(Data entries for graphics)
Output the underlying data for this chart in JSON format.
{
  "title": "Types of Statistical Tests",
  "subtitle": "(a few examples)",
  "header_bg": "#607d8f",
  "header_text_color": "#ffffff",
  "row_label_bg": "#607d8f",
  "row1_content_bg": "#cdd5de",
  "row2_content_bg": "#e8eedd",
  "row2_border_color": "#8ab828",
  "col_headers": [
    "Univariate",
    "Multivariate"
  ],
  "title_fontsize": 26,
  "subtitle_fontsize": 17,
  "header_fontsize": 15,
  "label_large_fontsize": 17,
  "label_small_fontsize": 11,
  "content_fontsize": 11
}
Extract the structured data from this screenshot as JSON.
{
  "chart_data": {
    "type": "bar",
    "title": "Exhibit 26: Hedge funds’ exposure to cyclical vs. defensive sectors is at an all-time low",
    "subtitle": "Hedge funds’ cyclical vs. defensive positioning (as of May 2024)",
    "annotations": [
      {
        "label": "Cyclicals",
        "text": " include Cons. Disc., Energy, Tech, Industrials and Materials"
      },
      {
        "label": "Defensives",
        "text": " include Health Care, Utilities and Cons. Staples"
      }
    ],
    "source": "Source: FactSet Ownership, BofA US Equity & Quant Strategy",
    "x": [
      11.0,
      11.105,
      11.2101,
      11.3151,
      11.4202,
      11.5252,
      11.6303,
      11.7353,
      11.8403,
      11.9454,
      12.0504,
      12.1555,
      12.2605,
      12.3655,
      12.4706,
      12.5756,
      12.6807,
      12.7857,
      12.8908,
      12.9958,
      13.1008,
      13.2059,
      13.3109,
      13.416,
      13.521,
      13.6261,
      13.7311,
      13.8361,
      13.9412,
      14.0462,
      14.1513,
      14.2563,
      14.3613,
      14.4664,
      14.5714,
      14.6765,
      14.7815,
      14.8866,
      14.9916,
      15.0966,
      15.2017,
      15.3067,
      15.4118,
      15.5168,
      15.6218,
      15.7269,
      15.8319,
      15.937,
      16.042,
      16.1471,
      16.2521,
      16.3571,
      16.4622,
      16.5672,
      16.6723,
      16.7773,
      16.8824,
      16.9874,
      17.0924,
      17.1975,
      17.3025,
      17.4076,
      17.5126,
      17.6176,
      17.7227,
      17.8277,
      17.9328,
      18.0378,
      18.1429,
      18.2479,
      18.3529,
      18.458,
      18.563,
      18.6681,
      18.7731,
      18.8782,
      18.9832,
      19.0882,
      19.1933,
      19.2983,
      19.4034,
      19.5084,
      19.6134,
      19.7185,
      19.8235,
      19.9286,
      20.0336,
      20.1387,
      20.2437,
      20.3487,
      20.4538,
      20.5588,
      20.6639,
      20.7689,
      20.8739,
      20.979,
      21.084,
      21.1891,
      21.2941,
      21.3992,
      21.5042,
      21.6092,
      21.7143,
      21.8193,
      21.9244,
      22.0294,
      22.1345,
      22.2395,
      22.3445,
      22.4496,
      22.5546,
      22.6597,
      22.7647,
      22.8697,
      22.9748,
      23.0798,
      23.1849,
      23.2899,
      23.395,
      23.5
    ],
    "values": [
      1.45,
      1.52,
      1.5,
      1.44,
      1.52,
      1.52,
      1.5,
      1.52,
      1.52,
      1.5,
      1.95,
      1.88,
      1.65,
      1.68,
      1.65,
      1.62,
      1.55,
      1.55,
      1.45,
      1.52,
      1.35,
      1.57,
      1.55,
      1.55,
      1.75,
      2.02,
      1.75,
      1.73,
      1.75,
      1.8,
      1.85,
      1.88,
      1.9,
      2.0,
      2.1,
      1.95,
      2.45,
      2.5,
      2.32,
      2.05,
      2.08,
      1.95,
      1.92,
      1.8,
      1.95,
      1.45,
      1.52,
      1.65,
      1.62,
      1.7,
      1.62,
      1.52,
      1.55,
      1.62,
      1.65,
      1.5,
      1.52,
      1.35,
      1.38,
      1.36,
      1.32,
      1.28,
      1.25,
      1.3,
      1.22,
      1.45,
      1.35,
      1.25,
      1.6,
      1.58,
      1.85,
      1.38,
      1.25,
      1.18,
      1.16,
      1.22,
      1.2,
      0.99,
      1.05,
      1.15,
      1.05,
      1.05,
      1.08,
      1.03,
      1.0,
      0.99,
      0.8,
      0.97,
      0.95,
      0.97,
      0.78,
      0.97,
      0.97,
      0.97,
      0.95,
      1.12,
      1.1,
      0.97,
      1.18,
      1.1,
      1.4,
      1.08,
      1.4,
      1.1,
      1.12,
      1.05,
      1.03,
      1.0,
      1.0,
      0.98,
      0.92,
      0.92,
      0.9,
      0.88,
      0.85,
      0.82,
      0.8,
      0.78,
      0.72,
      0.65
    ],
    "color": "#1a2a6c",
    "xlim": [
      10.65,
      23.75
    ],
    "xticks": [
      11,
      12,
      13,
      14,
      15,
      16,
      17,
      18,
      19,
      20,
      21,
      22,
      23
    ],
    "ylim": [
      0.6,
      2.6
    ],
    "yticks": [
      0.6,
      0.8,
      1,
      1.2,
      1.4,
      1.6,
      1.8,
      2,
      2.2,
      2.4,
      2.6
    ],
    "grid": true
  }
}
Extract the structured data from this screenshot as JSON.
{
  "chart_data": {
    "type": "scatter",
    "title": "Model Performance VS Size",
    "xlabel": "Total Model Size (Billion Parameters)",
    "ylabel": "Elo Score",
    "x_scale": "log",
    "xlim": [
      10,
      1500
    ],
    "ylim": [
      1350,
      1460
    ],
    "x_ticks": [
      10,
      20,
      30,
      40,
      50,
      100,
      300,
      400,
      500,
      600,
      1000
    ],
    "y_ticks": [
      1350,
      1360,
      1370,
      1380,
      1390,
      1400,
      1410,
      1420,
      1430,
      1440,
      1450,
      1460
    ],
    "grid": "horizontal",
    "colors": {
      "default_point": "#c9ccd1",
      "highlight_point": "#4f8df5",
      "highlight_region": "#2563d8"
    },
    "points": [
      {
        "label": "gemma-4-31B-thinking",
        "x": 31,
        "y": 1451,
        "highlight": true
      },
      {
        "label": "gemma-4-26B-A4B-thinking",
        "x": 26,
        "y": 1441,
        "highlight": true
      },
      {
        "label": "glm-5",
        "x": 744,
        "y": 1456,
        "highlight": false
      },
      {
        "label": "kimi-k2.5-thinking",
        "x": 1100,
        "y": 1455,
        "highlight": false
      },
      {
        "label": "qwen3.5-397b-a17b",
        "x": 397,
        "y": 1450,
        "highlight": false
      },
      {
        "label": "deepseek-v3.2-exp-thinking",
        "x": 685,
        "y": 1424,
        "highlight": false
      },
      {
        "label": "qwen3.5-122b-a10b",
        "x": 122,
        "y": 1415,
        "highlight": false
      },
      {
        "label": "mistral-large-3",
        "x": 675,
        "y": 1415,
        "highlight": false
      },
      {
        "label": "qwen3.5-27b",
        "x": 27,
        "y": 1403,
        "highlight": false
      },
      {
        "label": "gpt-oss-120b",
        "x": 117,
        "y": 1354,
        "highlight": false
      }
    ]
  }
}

GOAL:
Write every entry out again exactly.

ANSWER BELOW:
Output the underlying data for this chart in JSON format.
{
  "title": "Types of Statistical Tests",
  "subtitle": "(a few examples)",
  "header_bg": "#607d8f",
  "header_text_color": "#ffffff",
  "row_label_bg": "#607d8f",
  "row1_content_bg": "#cdd5de",
  "row2_content_bg": "#e8eedd",
  "row2_border_color": "#8ab828",
  "col_headers": [
    "Univariate",
    "Multivariate"
  ],
  "title_fontsize": 26,
  "subtitle_fontsize": 17,
  "header_fontsize": 15,
  "label_large_fontsize": 17,
  "label_small_fontsize": 11,
  "content_fontsize": 11
}
Extract the structured data from this screenshot as JSON.
{
  "chart_data": {
    "type": "bar",
    "title": "Exhibit 26: Hedge funds’ exposure to cyclical vs. defensive sectors is at an all-time low",
    "subtitle": "Hedge funds’ cyclical vs. defensive positioning (as of May 2024)",
    "annotations": [
      {
        "label": "Cyclicals",
        "text": " include Cons. Disc., Energy, Tech, Industrials and Materials"
      },
      {
        "label": "Defensives",
        "text": " include Health Care, Utilities and Cons. Staples"
      }
    ],
    "source": "Source: FactSet Ownership, BofA US Equity & Quant Strategy",
    "x": [
      11.0,
      11.105,
      11.2101,
      11.3151,
      11.4202,
      11.5252,
      11.6303,
      11.7353,
      11.8403,
      11.9454,
      12.0504,
      12.1555,
      12.2605,
      12.3655,
      12.4706,
      12.5756,
      12.6807,
      12.7857,
      12.8908,
      12.9958,
      13.1008,
      13.2059,
      13.3109,
      13.416,
      13.521,
      13.6261,
      13.7311,
      13.8361,
      13.9412,
      14.0462,
      14.1513,
      14.2563,
      14.3613,
      14.4664,
      14.5714,
      14.6765,
      14.7815,
      14.8866,
      14.9916,
      15.0966,
      15.2017,
      15.3067,
      15.4118,
      15.5168,
      15.6218,
      15.7269,
      15.8319,
      15.937,
      16.042,
      16.1471,
      16.2521,
      16.3571,
      16.4622,
      16.5672,
      16.6723,
      16.7773,
      16.8824,
      16.9874,
      17.0924,
      17.1975,
      17.3025,
      17.4076,
      17.5126,
      17.6176,
      17.7227,
      17.8277,
      17.9328,
      18.0378,
      18.1429,
      18.2479,
      18.3529,
      18.458,
      18.563,
      18.6681,
      18.7731,
      18.8782,
      18.9832,
      19.0882,
      19.1933,
      19.2983,
      19.4034,
      19.5084,
      19.6134,
      19.7185,
      19.8235,
      19.9286,
      20.0336,
      20.1387,
      20.2437,
      20.3487,
      20.4538,
      20.5588,
      20.6639,
      20.7689,
      20.8739,
      20.979,
      21.084,
      21.1891,
      21.2941,
      21.3992,
      21.5042,
      21.6092,
      21.7143,
      21.8193,
      21.9244,
      22.0294,
      22.1345,
      22.2395,
      22.3445,
      22.4496,
      22.5546,
      22.6597,
      22.7647,
      22.8697,
      22.9748,
      23.0798,
      23.1849,
      23.2899,
      23.395,
      23.5
    ],
    "values": [
      1.45,
      1.52,
      1.5,
      1.44,
      1.52,
      1.52,
      1.5,
      1.52,
      1.52,
      1.5,
      1.95,
      1.88,
      1.65,
      1.68,
      1.65,
      1.62,
      1.55,
      1.55,
      1.45,
      1.52,
      1.35,
      1.57,
      1.55,
      1.55,
      1.75,
      2.02,
      1.75,
      1.73,
      1.75,
      1.8,
      1.85,
      1.88,
      1.9,
      2.0,
      2.1,
      1.95,
      2.45,
      2.5,
      2.32,
      2.05,
      2.08,
      1.95,
      1.92,
      1.8,
      1.95,
      1.45,
      1.52,
      1.65,
      1.62,
      1.7,
      1.62,
      1.52,
      1.55,
      1.62,
      1.65,
      1.5,
      1.52,
      1.35,
      1.38,
      1.36,
      1.32,
      1.28,
      1.25,
      1.3,
      1.22,
      1.45,
      1.35,
      1.25,
      1.6,
      1.58,
      1.85,
      1.38,
      1.25,
      1.18,
      1.16,
      1.22,
      1.2,
      0.99,
      1.05,
      1.15,
      1.05,
      1.05,
      1.08,
      1.03,
      1.0,
      0.99,
      0.8,
      0.97,
      0.95,
      0.97,
      0.78,
      0.97,
      0.97,
      0.97,
      0.95,
      1.12,
      1.1,
      0.97,
      1.18,
      1.1,
      1.4,
      1.08,
      1.4,
      1.1,
      1.12,
      1.05,
      1.03,
      1.0,
      1.0,
      0.98,
      0.92,
      0.92,
      0.9,
      0.88,
      0.85,
      0.82,
      0.8,
      0.78,
      0.72,
      0.65
    ],
    "color": "#1a2a6c",
    "xlim": [
      10.65,
      23.75
    ],
    "xticks": [
      11,
      12,
      13,
      14,
      15,
      16,
      17,
      18,
      19,
      20,
      21,
      22,
      23
    ],
    "ylim": [
      0.6,
      2.6
    ],
    "yticks": [
      0.6,
      0.8,
      1,
      1.2,
      1.4,
      1.6,
      1.8,
      2,
      2.2,
      2.4,
      2.6
    ],
    "grid": true
  }
}
Extract the structured data from this screenshot as JSON.
{
  "chart_data": {
    "type": "scatter",
    "title": "Model Performance VS Size",
    "xlabel": "Total Model Size (Billion Parameters)",
    "ylabel": "Elo Score",
    "x_scale": "log",
    "xlim": [
      10,
      1500
    ],
    "ylim": [
      1350,
      1460
    ],
    "x_ticks": [
      10,
      20,
      30,
      40,
      50,
      100,
      300,
      400,
      500,
      600,
      1000
    ],
    "y_ticks": [
      1350,
      1360,
      1370,
      1380,
      1390,
      1400,
      1410,
      1420,
      1430,
      1440,
      1450,
      1460
    ],
    "grid": "horizontal",
    "colors": {
      "default_point": "#c9ccd1",
      "highlight_point": "#4f8df5",
      "highlight_region": "#2563d8"
    },
    "points": [
      {
        "label": "gemma-4-31B-thinking",
        "x": 31,
        "y": 1451,
        "highlight": true
      },
      {
        "label": "gemma-4-26B-A4B-thinking",
        "x": 26,
        "y": 1441,
        "highlight": true
      },
      {
        "label": "glm-5",
        "x": 744,
        "y": 1456,
        "highlight": false
      },
      {
        "label": "kimi-k2.5-thinking",
        "x": 1100,
        "y": 1455,
        "highlight": false
      },
      {
        "label": "qwen3.5-397b-a17b",
        "x": 397,
        "y": 1450,
        "highlight": false
      },
      {
        "label": "deepseek-v3.2-exp-thinking",
        "x": 685,
        "y": 1424,
        "highlight": false
      },
      {
        "label": "qwen3.5-122b-a10b",
        "x": 122,
        "y": 1415,
        "highlight": false
      },
      {
        "label": "mistral-large-3",
        "x": 675,
        "y": 1415,
        "highlight": false
      },
      {
        "label": "qwen3.5-27b",
        "x": 27,
        "y": 1403,
        "highlight": false
      },
      {
        "label": "gpt-oss-120b",
        "x": 117,
        "y": 1354,
        "highlight": false
      }
    ]
  }
}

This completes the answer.